---------- Entries
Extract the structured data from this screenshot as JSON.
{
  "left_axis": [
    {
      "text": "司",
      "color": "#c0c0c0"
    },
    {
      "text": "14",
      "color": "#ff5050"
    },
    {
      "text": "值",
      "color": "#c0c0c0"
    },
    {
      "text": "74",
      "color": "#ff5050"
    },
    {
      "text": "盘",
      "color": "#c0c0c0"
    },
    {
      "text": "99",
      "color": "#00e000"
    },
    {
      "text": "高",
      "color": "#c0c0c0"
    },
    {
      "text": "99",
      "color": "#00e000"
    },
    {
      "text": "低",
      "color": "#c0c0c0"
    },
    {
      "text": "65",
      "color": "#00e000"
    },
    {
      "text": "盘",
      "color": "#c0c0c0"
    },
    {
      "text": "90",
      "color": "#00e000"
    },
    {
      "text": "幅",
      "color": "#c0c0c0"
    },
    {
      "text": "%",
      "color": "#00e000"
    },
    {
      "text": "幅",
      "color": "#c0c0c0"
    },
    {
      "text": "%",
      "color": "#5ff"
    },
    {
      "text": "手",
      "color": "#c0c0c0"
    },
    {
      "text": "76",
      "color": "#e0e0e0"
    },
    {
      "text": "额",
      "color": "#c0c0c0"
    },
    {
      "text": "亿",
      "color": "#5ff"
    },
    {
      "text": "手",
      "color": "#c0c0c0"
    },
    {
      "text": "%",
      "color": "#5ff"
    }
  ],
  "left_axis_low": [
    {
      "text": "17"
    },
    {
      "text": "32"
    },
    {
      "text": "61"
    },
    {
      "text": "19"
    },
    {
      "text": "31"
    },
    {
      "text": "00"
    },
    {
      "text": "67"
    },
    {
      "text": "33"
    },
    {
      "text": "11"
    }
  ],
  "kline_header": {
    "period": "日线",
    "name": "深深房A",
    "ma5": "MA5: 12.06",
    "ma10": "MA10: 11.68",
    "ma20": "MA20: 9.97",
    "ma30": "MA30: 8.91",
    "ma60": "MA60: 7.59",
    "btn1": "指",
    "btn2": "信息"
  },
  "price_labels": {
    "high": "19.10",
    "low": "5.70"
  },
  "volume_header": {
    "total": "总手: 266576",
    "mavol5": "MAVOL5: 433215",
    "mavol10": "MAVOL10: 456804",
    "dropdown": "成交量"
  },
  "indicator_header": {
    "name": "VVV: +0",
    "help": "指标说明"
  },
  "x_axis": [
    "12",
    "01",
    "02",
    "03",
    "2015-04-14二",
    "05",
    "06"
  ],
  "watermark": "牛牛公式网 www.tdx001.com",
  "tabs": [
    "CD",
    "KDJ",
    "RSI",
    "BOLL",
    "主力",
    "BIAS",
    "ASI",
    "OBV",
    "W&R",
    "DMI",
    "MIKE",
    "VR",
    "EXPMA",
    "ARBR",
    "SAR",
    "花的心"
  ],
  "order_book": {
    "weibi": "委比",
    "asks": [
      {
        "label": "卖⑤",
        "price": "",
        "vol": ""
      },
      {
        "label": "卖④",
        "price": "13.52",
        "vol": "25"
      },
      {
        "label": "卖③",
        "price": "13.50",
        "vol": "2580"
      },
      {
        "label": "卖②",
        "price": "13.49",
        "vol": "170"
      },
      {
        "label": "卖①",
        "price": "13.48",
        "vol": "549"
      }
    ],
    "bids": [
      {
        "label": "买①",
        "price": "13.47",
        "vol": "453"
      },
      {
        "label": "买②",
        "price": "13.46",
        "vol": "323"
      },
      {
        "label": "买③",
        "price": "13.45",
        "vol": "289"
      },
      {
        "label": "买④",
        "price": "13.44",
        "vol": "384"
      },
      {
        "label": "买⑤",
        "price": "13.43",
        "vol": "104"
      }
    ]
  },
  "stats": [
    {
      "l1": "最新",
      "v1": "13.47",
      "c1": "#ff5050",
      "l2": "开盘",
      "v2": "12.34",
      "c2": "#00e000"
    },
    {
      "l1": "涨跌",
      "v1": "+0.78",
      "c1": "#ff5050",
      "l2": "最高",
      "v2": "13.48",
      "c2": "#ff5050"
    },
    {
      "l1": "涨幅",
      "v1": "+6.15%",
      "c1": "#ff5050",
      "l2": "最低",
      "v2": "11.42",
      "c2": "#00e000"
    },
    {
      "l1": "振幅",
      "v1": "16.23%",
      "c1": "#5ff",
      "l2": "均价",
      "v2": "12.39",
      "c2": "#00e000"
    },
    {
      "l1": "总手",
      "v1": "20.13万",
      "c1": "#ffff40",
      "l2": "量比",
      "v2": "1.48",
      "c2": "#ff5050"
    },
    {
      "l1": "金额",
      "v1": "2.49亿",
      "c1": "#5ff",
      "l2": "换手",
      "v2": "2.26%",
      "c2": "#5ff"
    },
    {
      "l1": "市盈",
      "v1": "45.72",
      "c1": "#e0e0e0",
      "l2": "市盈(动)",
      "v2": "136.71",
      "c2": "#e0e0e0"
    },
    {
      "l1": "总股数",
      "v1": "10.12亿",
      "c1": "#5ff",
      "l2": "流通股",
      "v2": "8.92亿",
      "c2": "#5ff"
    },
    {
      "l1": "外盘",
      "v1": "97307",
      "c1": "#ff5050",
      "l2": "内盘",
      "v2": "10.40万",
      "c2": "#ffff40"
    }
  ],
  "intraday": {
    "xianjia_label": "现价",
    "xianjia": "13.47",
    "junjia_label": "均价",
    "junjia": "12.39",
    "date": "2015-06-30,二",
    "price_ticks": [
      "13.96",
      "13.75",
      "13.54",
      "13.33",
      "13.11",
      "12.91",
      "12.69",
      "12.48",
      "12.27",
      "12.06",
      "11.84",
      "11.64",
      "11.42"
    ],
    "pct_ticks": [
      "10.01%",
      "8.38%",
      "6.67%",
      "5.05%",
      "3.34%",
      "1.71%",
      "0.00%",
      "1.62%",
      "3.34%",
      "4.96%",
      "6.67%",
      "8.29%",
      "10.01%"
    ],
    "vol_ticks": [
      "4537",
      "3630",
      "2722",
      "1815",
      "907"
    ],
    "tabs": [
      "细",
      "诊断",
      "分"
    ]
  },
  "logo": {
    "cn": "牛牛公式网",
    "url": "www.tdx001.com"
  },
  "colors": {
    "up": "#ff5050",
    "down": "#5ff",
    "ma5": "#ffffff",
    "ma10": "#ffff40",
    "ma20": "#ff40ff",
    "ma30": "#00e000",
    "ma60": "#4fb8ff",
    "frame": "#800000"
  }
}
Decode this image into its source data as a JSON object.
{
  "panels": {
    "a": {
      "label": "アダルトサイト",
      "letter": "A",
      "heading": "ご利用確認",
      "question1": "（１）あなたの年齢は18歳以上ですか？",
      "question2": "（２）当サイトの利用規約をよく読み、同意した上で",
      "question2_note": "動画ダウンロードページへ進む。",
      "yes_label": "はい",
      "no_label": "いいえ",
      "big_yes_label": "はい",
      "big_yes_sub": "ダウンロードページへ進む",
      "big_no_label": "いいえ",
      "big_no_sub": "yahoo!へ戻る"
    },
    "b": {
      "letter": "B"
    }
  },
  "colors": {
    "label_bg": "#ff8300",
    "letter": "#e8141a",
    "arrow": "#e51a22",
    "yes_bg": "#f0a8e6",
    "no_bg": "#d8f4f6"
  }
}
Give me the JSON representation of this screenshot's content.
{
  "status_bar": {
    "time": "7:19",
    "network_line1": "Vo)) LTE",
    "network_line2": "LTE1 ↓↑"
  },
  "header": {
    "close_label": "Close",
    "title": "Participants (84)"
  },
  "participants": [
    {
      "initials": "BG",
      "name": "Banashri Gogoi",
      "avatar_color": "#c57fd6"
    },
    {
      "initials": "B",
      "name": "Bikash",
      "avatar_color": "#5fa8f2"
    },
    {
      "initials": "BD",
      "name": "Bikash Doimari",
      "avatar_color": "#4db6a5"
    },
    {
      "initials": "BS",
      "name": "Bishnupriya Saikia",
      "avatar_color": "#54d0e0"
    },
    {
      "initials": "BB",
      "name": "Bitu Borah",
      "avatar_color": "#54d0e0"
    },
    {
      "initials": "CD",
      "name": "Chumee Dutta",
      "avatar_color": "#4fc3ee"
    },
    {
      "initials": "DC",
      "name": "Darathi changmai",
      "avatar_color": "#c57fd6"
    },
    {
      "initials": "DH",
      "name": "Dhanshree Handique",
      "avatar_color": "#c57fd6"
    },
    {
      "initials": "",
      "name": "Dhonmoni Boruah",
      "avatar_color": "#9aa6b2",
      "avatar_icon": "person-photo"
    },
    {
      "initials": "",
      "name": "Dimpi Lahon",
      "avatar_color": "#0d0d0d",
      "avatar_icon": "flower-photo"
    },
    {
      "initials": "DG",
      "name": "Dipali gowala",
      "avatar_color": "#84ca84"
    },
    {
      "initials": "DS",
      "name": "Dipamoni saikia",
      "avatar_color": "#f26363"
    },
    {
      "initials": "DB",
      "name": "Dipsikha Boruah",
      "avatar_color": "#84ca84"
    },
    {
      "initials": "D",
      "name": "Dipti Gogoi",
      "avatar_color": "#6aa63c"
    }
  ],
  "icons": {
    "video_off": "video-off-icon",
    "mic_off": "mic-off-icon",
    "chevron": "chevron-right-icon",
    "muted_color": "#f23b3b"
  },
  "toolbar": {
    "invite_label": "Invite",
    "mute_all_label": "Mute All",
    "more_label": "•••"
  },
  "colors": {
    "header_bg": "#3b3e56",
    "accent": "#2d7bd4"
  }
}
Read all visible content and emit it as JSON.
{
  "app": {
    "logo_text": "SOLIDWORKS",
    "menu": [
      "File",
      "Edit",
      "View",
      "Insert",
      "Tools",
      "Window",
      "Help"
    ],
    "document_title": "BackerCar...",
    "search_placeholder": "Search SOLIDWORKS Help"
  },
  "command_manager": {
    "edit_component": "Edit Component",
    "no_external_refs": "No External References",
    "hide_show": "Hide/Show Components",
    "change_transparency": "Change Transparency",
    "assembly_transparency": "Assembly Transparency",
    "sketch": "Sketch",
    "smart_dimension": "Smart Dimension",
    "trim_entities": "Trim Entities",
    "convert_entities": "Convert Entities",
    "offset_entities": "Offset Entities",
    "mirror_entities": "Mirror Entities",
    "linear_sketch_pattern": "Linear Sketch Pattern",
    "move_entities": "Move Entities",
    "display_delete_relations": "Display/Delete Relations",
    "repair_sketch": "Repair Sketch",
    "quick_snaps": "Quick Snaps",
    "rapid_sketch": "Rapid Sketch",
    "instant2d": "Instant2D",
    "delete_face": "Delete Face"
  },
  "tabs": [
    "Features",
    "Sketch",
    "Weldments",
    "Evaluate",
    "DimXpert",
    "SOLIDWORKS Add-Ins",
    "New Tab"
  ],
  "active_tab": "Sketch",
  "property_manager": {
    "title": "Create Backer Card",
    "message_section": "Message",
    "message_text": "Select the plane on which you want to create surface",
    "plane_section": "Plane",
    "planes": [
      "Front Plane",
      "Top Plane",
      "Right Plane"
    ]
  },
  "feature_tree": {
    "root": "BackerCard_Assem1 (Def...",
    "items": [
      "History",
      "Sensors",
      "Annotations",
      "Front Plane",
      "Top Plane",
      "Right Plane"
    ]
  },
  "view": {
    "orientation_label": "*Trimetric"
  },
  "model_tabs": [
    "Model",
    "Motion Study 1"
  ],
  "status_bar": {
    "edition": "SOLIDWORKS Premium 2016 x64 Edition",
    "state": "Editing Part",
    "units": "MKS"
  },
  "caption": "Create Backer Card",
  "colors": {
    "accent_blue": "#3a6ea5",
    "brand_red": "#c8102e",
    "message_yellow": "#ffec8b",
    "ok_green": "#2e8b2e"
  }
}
--------------------
- _Short problem_:
From the data above, copy out every line with the string "JSON" in it.

- _Result_:
Extract the structured data from this screenshot as JSON.
Decode this image into its source data as a JSON object.
Give me the JSON representation of this screenshot's content.
Read all visible content and emit it as JSON.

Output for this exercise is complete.